What is being asked: Keep the wording of each record exactly the same when you repeat it, and leave out pictures.
################
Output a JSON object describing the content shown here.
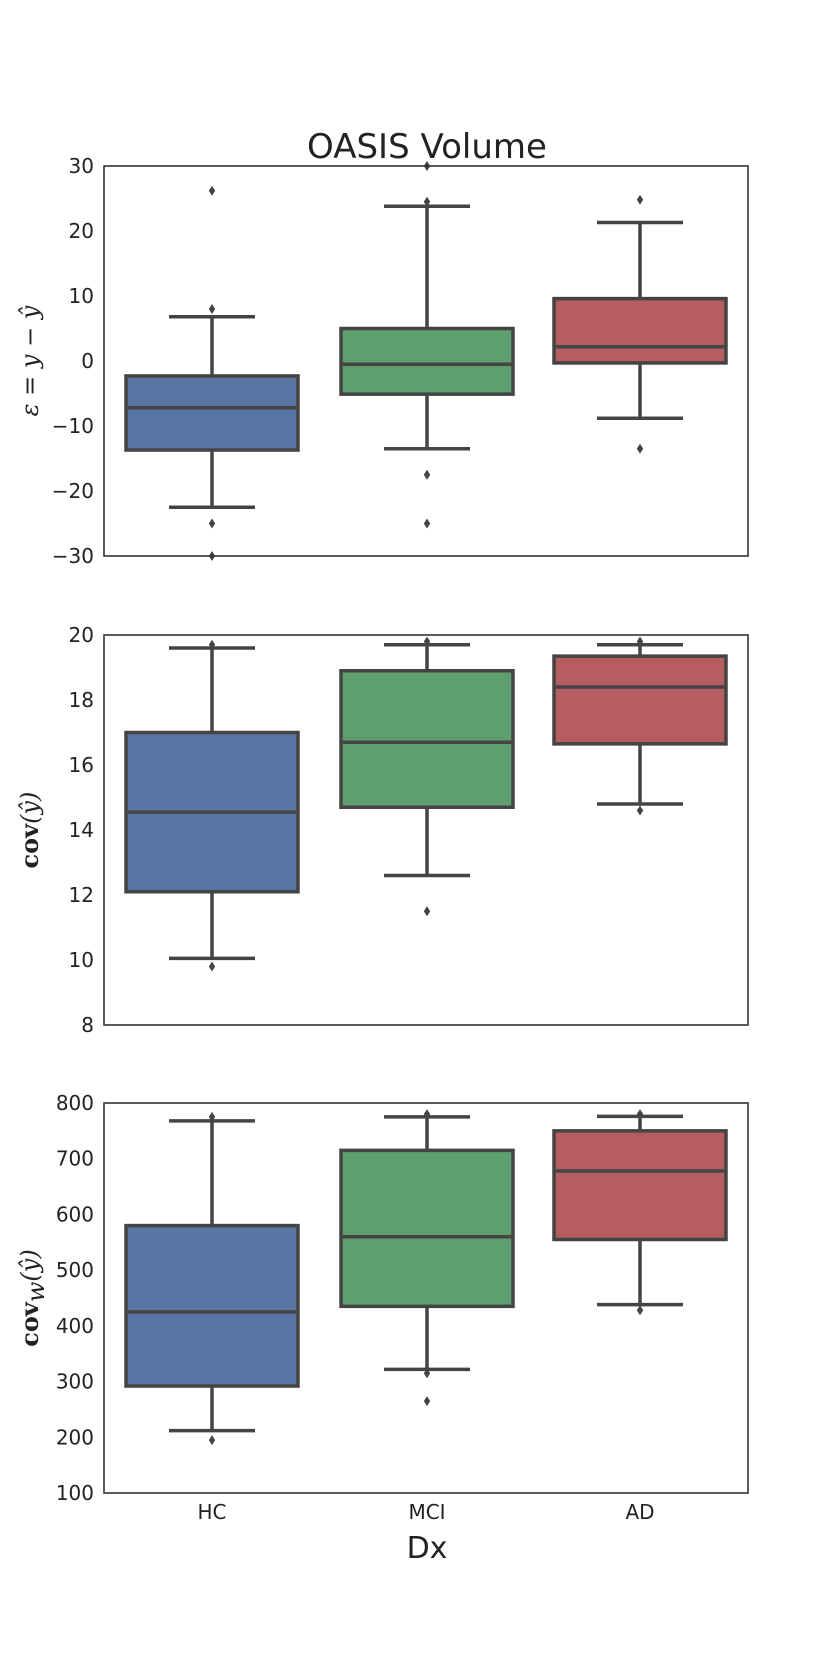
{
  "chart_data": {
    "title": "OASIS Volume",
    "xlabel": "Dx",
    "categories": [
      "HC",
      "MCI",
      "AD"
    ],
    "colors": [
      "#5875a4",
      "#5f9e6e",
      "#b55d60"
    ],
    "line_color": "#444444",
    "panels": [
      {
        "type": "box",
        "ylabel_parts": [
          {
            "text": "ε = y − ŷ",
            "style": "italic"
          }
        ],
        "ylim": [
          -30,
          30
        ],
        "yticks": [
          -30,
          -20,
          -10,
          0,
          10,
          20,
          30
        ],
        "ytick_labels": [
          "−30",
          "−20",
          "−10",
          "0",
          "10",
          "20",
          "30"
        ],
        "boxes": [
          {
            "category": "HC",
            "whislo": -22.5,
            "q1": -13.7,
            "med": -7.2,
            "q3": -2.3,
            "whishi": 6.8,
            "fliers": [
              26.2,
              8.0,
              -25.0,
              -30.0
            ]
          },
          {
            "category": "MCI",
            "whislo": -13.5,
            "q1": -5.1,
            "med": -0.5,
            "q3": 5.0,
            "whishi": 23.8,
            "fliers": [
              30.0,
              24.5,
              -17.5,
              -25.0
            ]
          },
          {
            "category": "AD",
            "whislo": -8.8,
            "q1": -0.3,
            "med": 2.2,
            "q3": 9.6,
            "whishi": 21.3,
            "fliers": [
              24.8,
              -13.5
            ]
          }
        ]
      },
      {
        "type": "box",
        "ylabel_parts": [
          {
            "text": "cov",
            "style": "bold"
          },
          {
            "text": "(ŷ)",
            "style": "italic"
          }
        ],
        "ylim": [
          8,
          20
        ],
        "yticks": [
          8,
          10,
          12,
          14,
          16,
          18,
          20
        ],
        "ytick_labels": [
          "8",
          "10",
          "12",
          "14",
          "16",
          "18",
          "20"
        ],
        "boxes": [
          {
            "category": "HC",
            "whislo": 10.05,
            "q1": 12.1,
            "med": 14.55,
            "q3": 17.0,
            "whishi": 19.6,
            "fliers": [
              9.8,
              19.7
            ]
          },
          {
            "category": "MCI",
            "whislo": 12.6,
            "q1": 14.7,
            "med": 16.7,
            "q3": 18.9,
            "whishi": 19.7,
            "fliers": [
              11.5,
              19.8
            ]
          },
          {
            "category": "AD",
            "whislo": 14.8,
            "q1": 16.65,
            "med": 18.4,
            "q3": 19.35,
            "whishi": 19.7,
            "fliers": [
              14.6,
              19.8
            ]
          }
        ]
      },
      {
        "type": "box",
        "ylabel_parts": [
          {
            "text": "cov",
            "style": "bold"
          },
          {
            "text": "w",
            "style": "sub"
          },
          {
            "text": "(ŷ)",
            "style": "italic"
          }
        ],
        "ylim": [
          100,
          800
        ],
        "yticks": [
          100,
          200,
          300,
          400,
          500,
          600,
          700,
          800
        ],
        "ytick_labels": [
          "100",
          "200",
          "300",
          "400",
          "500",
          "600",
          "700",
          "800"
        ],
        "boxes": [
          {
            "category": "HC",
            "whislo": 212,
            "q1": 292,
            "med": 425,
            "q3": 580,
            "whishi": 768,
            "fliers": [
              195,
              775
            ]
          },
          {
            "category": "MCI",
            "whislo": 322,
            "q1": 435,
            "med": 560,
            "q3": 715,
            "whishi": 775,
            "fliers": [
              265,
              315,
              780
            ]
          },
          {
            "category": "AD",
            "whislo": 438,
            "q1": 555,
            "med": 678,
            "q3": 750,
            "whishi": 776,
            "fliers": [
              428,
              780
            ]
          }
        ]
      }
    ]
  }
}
################
The answer:
Output a JSON object describing the content shown here.
{
  "chart_data": {
    "title": "OASIS Volume",
    "xlabel": "Dx",
    "categories": [
      "HC",
      "MCI",
      "AD"
    ],
    "colors": [
      "#5875a4",
      "#5f9e6e",
      "#b55d60"
    ],
    "line_color": "#444444",
    "panels": [
      {
        "type": "box",
        "ylabel_parts": [
          {
            "text": "ε = y − ŷ",
            "style": "italic"
          }
        ],
        "ylim": [
          -30,
          30
        ],
        "yticks": [
          -30,
          -20,
          -10,
          0,
          10,
          20,
          30
        ],
        "ytick_labels": [
          "−30",
          "−20",
          "−10",
          "0",
          "10",
          "20",
          "30"
        ],
        "boxes": [
          {
            "category": "HC",
            "whislo": -22.5,
            "q1": -13.7,
            "med": -7.2,
            "q3": -2.3,
            "whishi": 6.8,
            "fliers": [
              26.2,
              8.0,
              -25.0,
              -30.0
            ]
          },
          {
            "category": "MCI",
            "whislo": -13.5,
            "q1": -5.1,
            "med": -0.5,
            "q3": 5.0,
            "whishi": 23.8,
            "fliers": [
              30.0,
              24.5,
              -17.5,
              -25.0
            ]
          },
          {
            "category": "AD",
            "whislo": -8.8,
            "q1": -0.3,
            "med": 2.2,
            "q3": 9.6,
            "whishi": 21.3,
            "fliers": [
              24.8,
              -13.5
            ]
          }
        ]
      },
      {
        "type": "box",
        "ylabel_parts": [
          {
            "text": "cov",
            "style": "bold"
          },
          {
            "text": "(ŷ)",
            "style": "italic"
          }
        ],
        "ylim": [
          8,
          20
        ],
        "yticks": [
          8,
          10,
          12,
          14,
          16,
          18,
          20
        ],
        "ytick_labels": [
          "8",
          "10",
          "12",
          "14",
          "16",
          "18",
          "20"
        ],
        "boxes": [
          {
            "category": "HC",
            "whislo": 10.05,
            "q1": 12.1,
            "med": 14.55,
            "q3": 17.0,
            "whishi": 19.6,
            "fliers": [
              9.8,
              19.7
            ]
          },
          {
            "category": "MCI",
            "whislo": 12.6,
            "q1": 14.7,
            "med": 16.7,
            "q3": 18.9,
            "whishi": 19.7,
            "fliers": [
              11.5,
              19.8
            ]
          },
          {
            "category": "AD",
            "whislo": 14.8,
            "q1": 16.65,
            "med": 18.4,
            "q3": 19.35,
            "whishi": 19.7,
            "fliers": [
              14.6,
              19.8
            ]
          }
        ]
      },
      {
        "type": "box",
        "ylabel_parts": [
          {
            "text": "cov",
            "style": "bold"
          },
          {
            "text": "w",
            "style": "sub"
          },
          {
            "text": "(ŷ)",
            "style": "italic"
          }
        ],
        "ylim": [
          100,
          800
        ],
        "yticks": [
          100,
          200,
          300,
          400,
          500,
          600,
          700,
          800
        ],
        "ytick_labels": [
          "100",
          "200",
          "300",
          "400",
          "500",
          "600",
          "700",
          "800"
        ],
        "boxes": [
          {
            "category": "HC",
            "whislo": 212,
            "q1": 292,
            "med": 425,
            "q3": 580,
            "whishi": 768,
            "fliers": [
              195,
              775
            ]
          },
          {
            "category": "MCI",
            "whislo": 322,
            "q1": 435,
            "med": 560,
            "q3": 715,
            "whishi": 775,
            "fliers": [
              265,
              315,
              780
            ]
          },
          {
            "category": "AD",
            "whislo": 438,
            "q1": 555,
            "med": 678,
            "q3": 750,
            "whishi": 776,
            "fliers": [
              428,
              780
            ]
          }
        ]
      }
    ]
  }
}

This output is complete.